**TASK TO COMPLETE:**
Repeat the records verbatim and leave the pictures out of your copy.
------ INPUT DATA ------
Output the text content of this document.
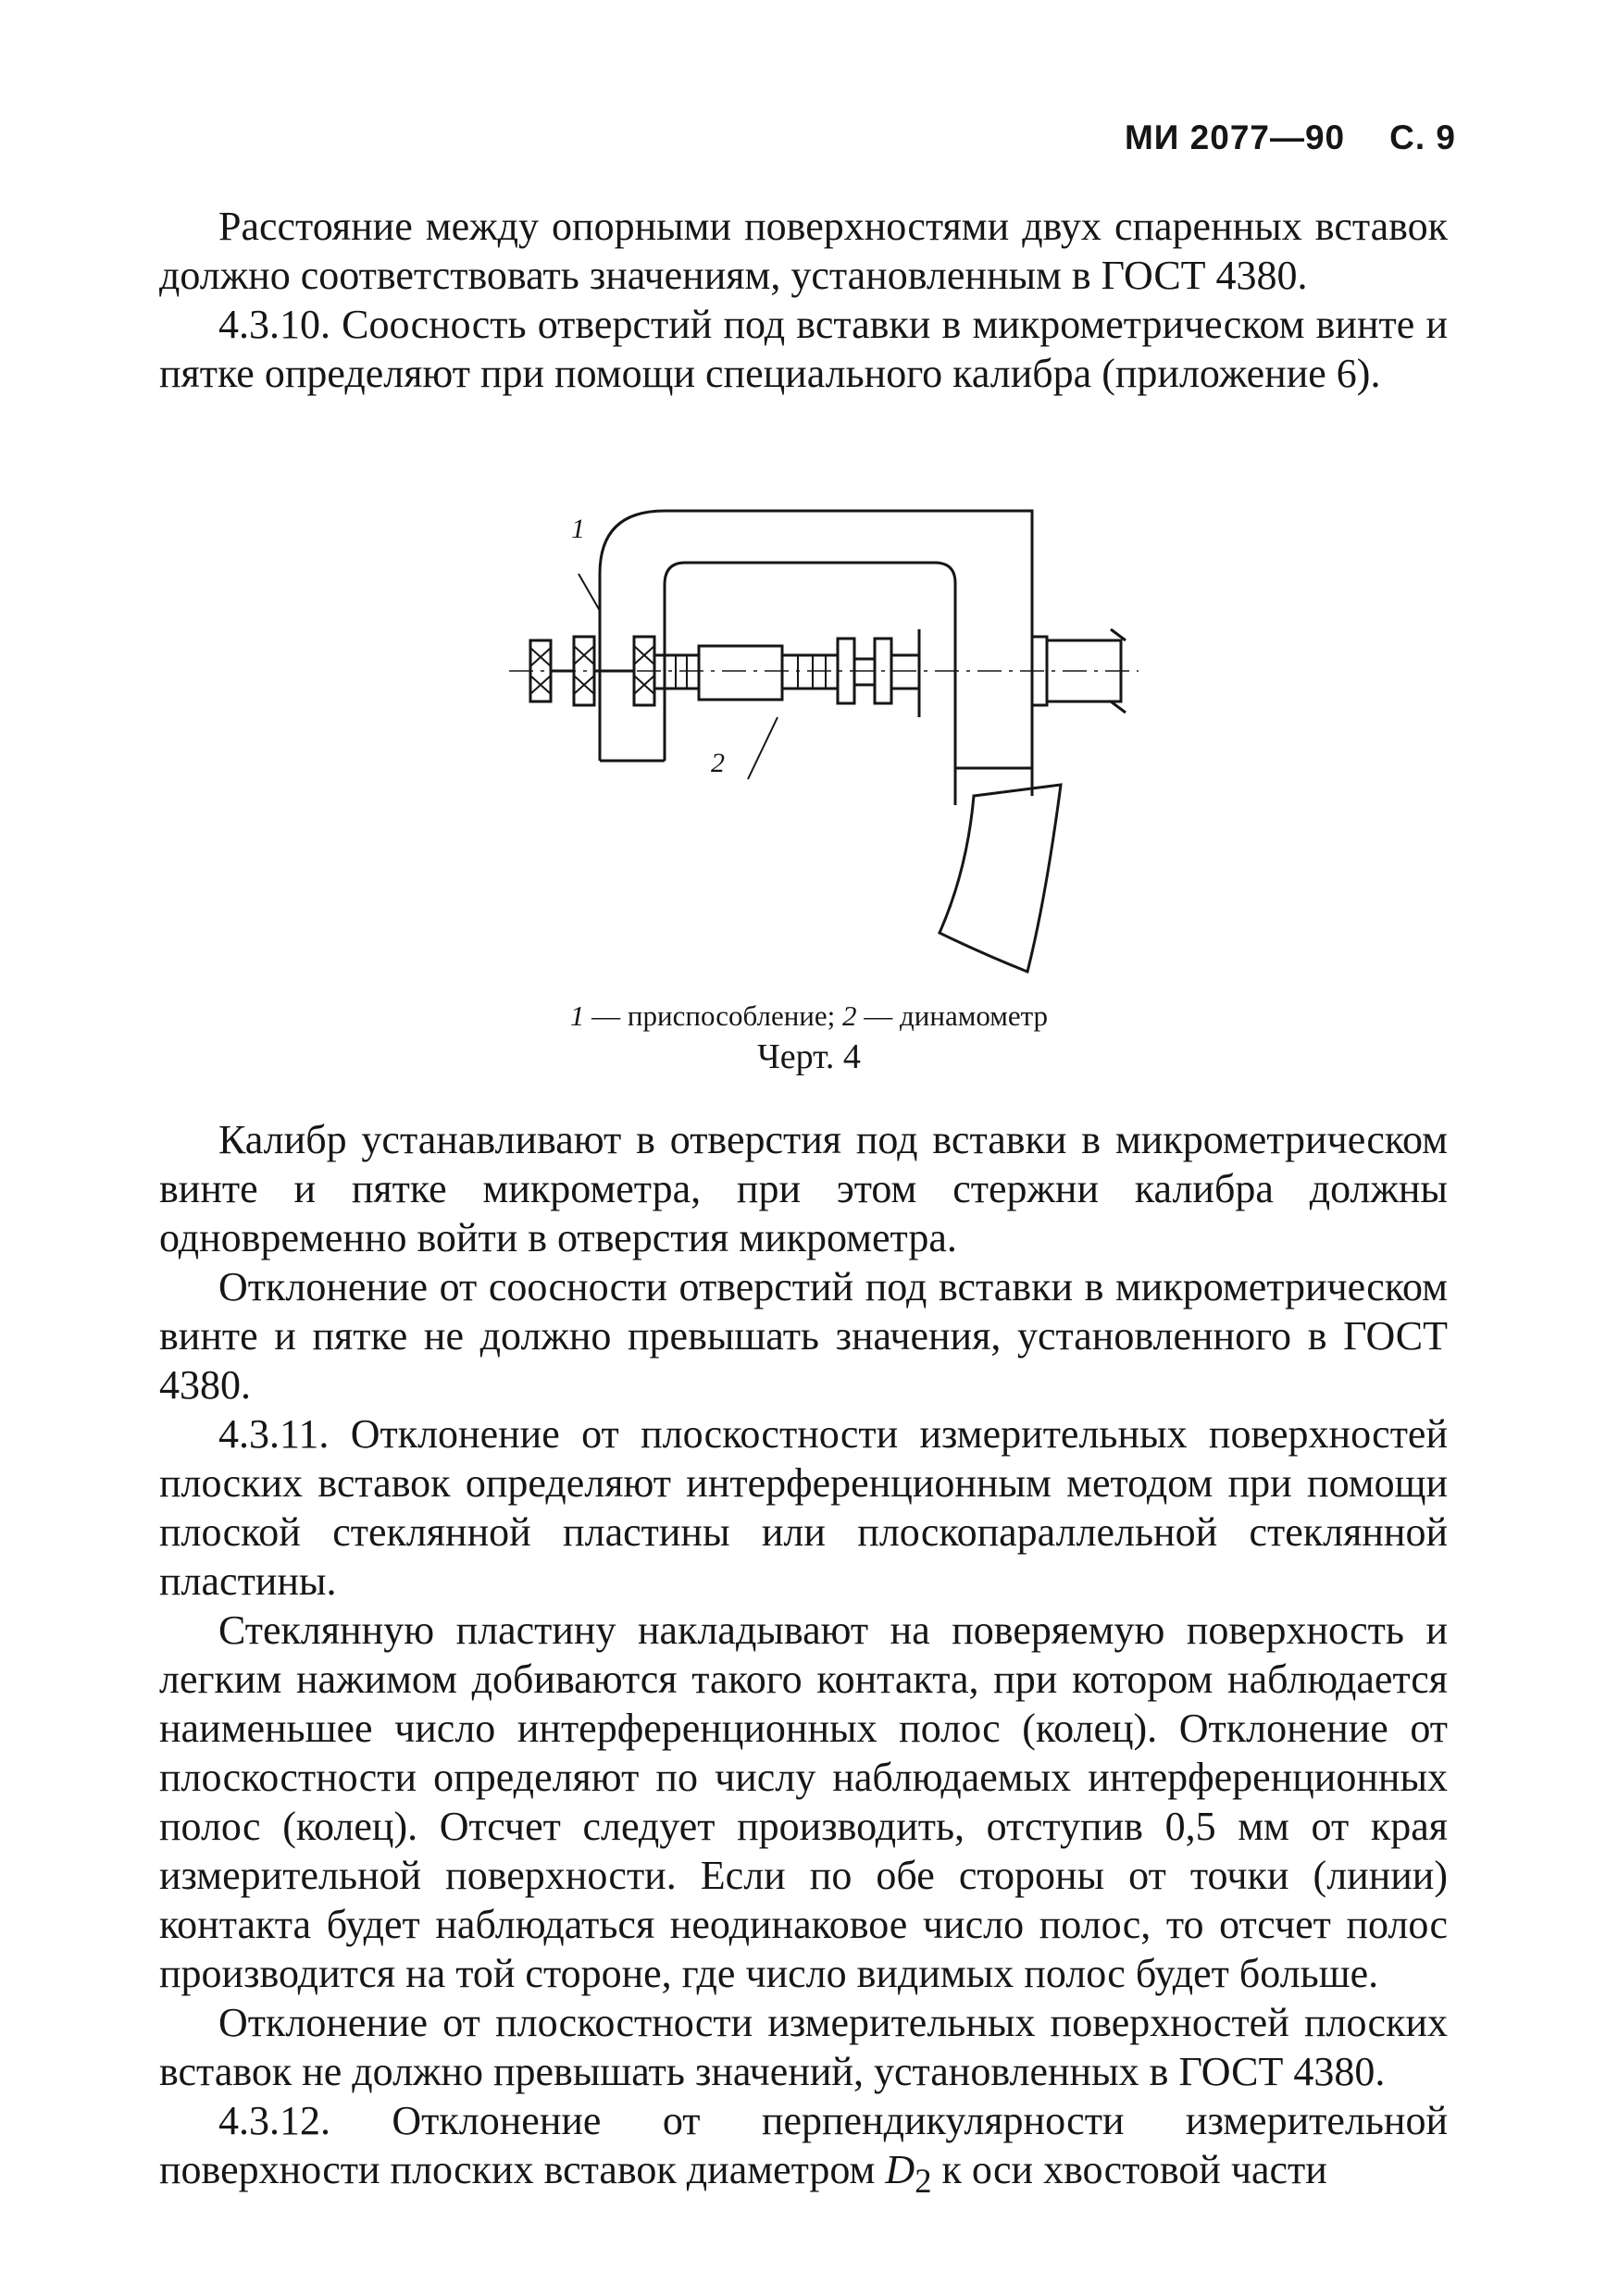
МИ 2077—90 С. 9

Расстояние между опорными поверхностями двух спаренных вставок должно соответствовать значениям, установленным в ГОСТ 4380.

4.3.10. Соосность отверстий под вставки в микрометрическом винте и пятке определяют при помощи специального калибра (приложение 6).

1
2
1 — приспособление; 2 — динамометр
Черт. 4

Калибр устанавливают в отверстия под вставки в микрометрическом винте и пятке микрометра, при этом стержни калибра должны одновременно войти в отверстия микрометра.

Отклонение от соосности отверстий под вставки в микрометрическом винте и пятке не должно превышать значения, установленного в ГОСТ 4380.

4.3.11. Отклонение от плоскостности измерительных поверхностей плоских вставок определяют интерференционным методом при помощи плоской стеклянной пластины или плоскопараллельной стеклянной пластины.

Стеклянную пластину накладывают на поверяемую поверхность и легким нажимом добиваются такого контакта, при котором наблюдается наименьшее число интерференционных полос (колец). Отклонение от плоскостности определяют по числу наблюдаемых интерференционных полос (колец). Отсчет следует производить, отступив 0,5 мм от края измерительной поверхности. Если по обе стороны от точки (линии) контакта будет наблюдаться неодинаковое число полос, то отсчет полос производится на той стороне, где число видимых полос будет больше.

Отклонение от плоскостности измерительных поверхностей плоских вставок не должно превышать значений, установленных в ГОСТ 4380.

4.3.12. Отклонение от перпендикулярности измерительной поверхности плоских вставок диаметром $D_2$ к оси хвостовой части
------
**RESPONSE FOR THIS EXERCISE:**
Output the text content of this document.
МИ 2077—90 С. 9

Расстояние между опорными поверхностями двух спаренных вставок должно соответствовать значениям, установленным в ГОСТ 4380.

4.3.10. Соосность отверстий под вставки в микрометрическом винте и пятке определяют при помощи специального калибра (приложение 6).

1
2
1 — приспособление; 2 — динамометр
Черт. 4

Калибр устанавливают в отверстия под вставки в микрометрическом винте и пятке микрометра, при этом стержни калибра должны одновременно войти в отверстия микрометра.

Отклонение от соосности отверстий под вставки в микрометрическом винте и пятке не должно превышать значения, установленного в ГОСТ 4380.

4.3.11. Отклонение от плоскостности измерительных поверхностей плоских вставок определяют интерференционным методом при помощи плоской стеклянной пластины или плоскопараллельной стеклянной пластины.

Стеклянную пластину накладывают на поверяемую поверхность и легким нажимом добиваются такого контакта, при котором наблюдается наименьшее число интерференционных полос (колец). Отклонение от плоскостности определяют по числу наблюдаемых интерференционных полос (колец). Отсчет следует производить, отступив 0,5 мм от края измерительной поверхности. Если по обе стороны от точки (линии) контакта будет наблюдаться неодинаковое число полос, то отсчет полос производится на той стороне, где число видимых полос будет больше.

Отклонение от плоскостности измерительных поверхностей плоских вставок не должно превышать значений, установленных в ГОСТ 4380.

4.3.12. Отклонение от перпендикулярности измерительной поверхности плоских вставок диаметром $D_2$ к оси хвостовой части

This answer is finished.